Records
>> BEGIN
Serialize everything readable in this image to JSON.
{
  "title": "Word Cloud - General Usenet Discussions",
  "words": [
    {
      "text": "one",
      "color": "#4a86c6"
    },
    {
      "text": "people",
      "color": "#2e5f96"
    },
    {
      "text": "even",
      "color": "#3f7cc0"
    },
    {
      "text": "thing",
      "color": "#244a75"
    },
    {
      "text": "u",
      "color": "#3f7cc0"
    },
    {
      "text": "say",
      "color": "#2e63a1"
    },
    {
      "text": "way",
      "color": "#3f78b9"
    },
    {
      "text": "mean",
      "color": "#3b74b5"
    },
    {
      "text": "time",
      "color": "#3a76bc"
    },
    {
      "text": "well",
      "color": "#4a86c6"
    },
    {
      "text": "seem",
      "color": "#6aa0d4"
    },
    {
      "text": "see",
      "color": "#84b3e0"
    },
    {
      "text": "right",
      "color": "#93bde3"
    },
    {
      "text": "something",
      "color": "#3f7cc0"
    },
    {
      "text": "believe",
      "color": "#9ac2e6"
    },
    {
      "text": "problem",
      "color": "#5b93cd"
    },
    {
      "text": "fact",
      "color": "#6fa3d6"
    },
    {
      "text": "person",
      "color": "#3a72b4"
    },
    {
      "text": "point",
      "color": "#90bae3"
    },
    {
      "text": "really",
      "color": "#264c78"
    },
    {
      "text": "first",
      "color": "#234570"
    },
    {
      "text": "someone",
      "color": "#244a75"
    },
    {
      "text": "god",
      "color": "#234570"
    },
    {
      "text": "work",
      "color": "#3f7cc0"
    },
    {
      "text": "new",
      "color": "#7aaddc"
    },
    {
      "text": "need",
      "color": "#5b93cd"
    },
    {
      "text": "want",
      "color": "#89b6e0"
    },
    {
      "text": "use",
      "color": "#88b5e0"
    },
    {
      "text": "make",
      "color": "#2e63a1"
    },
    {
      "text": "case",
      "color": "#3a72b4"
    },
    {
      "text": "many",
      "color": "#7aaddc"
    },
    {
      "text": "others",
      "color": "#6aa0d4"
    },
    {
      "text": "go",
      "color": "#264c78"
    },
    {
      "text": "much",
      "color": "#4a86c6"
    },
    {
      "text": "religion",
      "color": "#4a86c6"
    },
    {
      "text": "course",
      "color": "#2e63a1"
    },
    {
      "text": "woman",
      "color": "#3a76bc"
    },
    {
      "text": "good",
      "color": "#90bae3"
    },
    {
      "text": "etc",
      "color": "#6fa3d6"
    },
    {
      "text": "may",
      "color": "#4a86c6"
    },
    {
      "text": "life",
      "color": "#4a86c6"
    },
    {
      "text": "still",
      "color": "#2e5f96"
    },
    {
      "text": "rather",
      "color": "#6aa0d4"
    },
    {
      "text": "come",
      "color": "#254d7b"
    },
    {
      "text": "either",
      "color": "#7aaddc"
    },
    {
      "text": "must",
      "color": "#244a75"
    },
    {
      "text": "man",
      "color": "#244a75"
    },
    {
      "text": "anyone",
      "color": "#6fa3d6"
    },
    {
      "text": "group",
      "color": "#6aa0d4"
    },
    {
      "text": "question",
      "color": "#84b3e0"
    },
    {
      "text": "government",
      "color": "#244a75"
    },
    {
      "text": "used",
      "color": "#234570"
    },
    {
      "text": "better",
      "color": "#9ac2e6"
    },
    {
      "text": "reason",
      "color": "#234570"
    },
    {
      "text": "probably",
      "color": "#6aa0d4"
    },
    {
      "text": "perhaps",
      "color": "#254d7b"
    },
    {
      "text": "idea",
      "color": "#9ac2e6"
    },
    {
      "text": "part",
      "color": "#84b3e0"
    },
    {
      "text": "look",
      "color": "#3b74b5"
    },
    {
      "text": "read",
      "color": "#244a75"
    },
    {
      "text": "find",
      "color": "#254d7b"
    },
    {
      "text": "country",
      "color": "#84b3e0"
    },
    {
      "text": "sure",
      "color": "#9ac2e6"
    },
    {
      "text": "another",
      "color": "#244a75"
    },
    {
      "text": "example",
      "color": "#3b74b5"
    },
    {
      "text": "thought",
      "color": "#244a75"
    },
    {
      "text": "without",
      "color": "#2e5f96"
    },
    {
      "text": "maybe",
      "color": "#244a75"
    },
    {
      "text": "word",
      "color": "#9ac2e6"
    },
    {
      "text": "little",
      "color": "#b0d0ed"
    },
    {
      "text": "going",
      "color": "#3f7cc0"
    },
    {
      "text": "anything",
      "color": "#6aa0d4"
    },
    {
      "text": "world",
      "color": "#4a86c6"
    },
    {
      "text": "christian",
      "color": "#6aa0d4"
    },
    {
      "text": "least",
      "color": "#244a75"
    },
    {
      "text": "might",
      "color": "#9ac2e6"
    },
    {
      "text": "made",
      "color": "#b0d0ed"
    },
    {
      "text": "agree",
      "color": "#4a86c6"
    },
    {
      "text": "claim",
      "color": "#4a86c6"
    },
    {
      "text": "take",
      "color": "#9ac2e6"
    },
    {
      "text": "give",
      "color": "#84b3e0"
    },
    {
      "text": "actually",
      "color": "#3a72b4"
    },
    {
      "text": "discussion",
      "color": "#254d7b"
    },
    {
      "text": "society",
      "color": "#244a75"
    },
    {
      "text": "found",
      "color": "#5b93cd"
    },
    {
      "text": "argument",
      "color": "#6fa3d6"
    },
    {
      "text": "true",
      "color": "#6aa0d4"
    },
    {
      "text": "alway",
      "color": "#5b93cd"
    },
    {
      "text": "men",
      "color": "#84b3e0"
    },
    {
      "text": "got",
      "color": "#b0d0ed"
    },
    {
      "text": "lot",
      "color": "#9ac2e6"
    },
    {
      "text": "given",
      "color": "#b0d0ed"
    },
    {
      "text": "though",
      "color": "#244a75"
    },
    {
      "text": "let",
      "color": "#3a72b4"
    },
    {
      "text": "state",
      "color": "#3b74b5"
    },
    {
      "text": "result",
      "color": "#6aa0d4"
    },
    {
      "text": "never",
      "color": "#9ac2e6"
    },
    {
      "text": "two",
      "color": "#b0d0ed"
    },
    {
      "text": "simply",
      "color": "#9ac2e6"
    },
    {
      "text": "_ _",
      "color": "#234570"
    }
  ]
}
>> END
_STATED TASK_
Write out every record verbatim.

_TASK SOLUTION_
Serialize everything readable in this image to JSON.
{
  "title": "Word Cloud - General Usenet Discussions",
  "words": [
    {
      "text": "one",
      "color": "#4a86c6"
    },
    {
      "text": "people",
      "color": "#2e5f96"
    },
    {
      "text": "even",
      "color": "#3f7cc0"
    },
    {
      "text": "thing",
      "color": "#244a75"
    },
    {
      "text": "u",
      "color": "#3f7cc0"
    },
    {
      "text": "say",
      "color": "#2e63a1"
    },
    {
      "text": "way",
      "color": "#3f78b9"
    },
    {
      "text": "mean",
      "color": "#3b74b5"
    },
    {
      "text": "time",
      "color": "#3a76bc"
    },
    {
      "text": "well",
      "color": "#4a86c6"
    },
    {
      "text": "seem",
      "color": "#6aa0d4"
    },
    {
      "text": "see",
      "color": "#84b3e0"
    },
    {
      "text": "right",
      "color": "#93bde3"
    },
    {
      "text": "something",
      "color": "#3f7cc0"
    },
    {
      "text": "believe",
      "color": "#9ac2e6"
    },
    {
      "text": "problem",
      "color": "#5b93cd"
    },
    {
      "text": "fact",
      "color": "#6fa3d6"
    },
    {
      "text": "person",
      "color": "#3a72b4"
    },
    {
      "text": "point",
      "color": "#90bae3"
    },
    {
      "text": "really",
      "color": "#264c78"
    },
    {
      "text": "first",
      "color": "#234570"
    },
    {
      "text": "someone",
      "color": "#244a75"
    },
    {
      "text": "god",
      "color": "#234570"
    },
    {
      "text": "work",
      "color": "#3f7cc0"
    },
    {
      "text": "new",
      "color": "#7aaddc"
    },
    {
      "text": "need",
      "color": "#5b93cd"
    },
    {
      "text": "want",
      "color": "#89b6e0"
    },
    {
      "text": "use",
      "color": "#88b5e0"
    },
    {
      "text": "make",
      "color": "#2e63a1"
    },
    {
      "text": "case",
      "color": "#3a72b4"
    },
    {
      "text": "many",
      "color": "#7aaddc"
    },
    {
      "text": "others",
      "color": "#6aa0d4"
    },
    {
      "text": "go",
      "color": "#264c78"
    },
    {
      "text": "much",
      "color": "#4a86c6"
    },
    {
      "text": "religion",
      "color": "#4a86c6"
    },
    {
      "text": "course",
      "color": "#2e63a1"
    },
    {
      "text": "woman",
      "color": "#3a76bc"
    },
    {
      "text": "good",
      "color": "#90bae3"
    },
    {
      "text": "etc",
      "color": "#6fa3d6"
    },
    {
      "text": "may",
      "color": "#4a86c6"
    },
    {
      "text": "life",
      "color": "#4a86c6"
    },
    {
      "text": "still",
      "color": "#2e5f96"
    },
    {
      "text": "rather",
      "color": "#6aa0d4"
    },
    {
      "text": "come",
      "color": "#254d7b"
    },
    {
      "text": "either",
      "color": "#7aaddc"
    },
    {
      "text": "must",
      "color": "#244a75"
    },
    {
      "text": "man",
      "color": "#244a75"
    },
    {
      "text": "anyone",
      "color": "#6fa3d6"
    },
    {
      "text": "group",
      "color": "#6aa0d4"
    },
    {
      "text": "question",
      "color": "#84b3e0"
    },
    {
      "text": "government",
      "color": "#244a75"
    },
    {
      "text": "used",
      "color": "#234570"
    },
    {
      "text": "better",
      "color": "#9ac2e6"
    },
    {
      "text": "reason",
      "color": "#234570"
    },
    {
      "text": "probably",
      "color": "#6aa0d4"
    },
    {
      "text": "perhaps",
      "color": "#254d7b"
    },
    {
      "text": "idea",
      "color": "#9ac2e6"
    },
    {
      "text": "part",
      "color": "#84b3e0"
    },
    {
      "text": "look",
      "color": "#3b74b5"
    },
    {
      "text": "read",
      "color": "#244a75"
    },
    {
      "text": "find",
      "color": "#254d7b"
    },
    {
      "text": "country",
      "color": "#84b3e0"
    },
    {
      "text": "sure",
      "color": "#9ac2e6"
    },
    {
      "text": "another",
      "color": "#244a75"
    },
    {
      "text": "example",
      "color": "#3b74b5"
    },
    {
      "text": "thought",
      "color": "#244a75"
    },
    {
      "text": "without",
      "color": "#2e5f96"
    },
    {
      "text": "maybe",
      "color": "#244a75"
    },
    {
      "text": "word",
      "color": "#9ac2e6"
    },
    {
      "text": "little",
      "color": "#b0d0ed"
    },
    {
      "text": "going",
      "color": "#3f7cc0"
    },
    {
      "text": "anything",
      "color": "#6aa0d4"
    },
    {
      "text": "world",
      "color": "#4a86c6"
    },
    {
      "text": "christian",
      "color": "#6aa0d4"
    },
    {
      "text": "least",
      "color": "#244a75"
    },
    {
      "text": "might",
      "color": "#9ac2e6"
    },
    {
      "text": "made",
      "color": "#b0d0ed"
    },
    {
      "text": "agree",
      "color": "#4a86c6"
    },
    {
      "text": "claim",
      "color": "#4a86c6"
    },
    {
      "text": "take",
      "color": "#9ac2e6"
    },
    {
      "text": "give",
      "color": "#84b3e0"
    },
    {
      "text": "actually",
      "color": "#3a72b4"
    },
    {
      "text": "discussion",
      "color": "#254d7b"
    },
    {
      "text": "society",
      "color": "#244a75"
    },
    {
      "text": "found",
      "color": "#5b93cd"
    },
    {
      "text": "argument",
      "color": "#6fa3d6"
    },
    {
      "text": "true",
      "color": "#6aa0d4"
    },
    {
      "text": "alway",
      "color": "#5b93cd"
    },
    {
      "text": "men",
      "color": "#84b3e0"
    },
    {
      "text": "got",
      "color": "#b0d0ed"
    },
    {
      "text": "lot",
      "color": "#9ac2e6"
    },
    {
      "text": "given",
      "color": "#b0d0ed"
    },
    {
      "text": "though",
      "color": "#244a75"
    },
    {
      "text": "let",
      "color": "#3a72b4"
    },
    {
      "text": "state",
      "color": "#3b74b5"
    },
    {
      "text": "result",
      "color": "#6aa0d4"
    },
    {
      "text": "never",
      "color": "#9ac2e6"
    },
    {
      "text": "two",
      "color": "#b0d0ed"
    },
    {
      "text": "simply",
      "color": "#9ac2e6"
    },
    {
      "text": "_ _",
      "color": "#234570"
    }
  ]
}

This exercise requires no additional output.